◆ ACTIVITY
Copy each line from the entries that the word "chemise" appears in.

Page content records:

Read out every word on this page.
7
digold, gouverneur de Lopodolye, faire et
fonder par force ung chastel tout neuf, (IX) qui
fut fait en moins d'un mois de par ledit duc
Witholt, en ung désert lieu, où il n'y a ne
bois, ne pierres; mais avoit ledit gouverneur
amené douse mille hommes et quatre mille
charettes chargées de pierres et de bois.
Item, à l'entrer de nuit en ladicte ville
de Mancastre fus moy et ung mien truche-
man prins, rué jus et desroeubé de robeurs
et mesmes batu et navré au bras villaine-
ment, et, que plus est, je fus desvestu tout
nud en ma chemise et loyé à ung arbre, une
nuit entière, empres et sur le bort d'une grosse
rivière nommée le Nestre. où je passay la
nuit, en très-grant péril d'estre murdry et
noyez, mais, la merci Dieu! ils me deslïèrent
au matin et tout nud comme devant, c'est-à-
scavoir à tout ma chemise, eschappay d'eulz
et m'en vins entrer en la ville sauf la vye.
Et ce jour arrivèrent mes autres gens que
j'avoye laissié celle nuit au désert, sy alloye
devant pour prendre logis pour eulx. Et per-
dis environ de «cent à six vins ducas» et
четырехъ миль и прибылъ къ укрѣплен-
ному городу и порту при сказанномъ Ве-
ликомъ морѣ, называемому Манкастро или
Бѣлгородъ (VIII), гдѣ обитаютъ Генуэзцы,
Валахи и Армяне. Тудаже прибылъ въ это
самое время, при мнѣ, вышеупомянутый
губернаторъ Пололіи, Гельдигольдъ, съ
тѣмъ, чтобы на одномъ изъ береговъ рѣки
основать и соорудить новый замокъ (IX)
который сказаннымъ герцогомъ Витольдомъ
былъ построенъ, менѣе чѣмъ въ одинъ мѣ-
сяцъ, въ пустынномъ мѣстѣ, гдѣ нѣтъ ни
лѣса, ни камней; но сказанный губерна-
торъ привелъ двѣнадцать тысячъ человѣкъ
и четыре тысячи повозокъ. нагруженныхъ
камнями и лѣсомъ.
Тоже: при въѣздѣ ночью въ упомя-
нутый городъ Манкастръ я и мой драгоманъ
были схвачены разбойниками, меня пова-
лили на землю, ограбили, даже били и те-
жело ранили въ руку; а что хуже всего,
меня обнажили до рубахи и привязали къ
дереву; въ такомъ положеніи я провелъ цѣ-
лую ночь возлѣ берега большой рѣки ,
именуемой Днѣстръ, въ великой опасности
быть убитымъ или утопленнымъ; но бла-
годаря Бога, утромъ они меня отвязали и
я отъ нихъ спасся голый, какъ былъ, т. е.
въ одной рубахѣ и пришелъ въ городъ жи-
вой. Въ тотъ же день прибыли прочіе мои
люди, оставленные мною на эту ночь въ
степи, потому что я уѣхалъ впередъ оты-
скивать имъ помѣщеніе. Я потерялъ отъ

◆ ANSWER TO THIS TASK
nud en ma chemise et loyé à ung arbre, une
scavoir à tout ma chemise, eschappay d'eulz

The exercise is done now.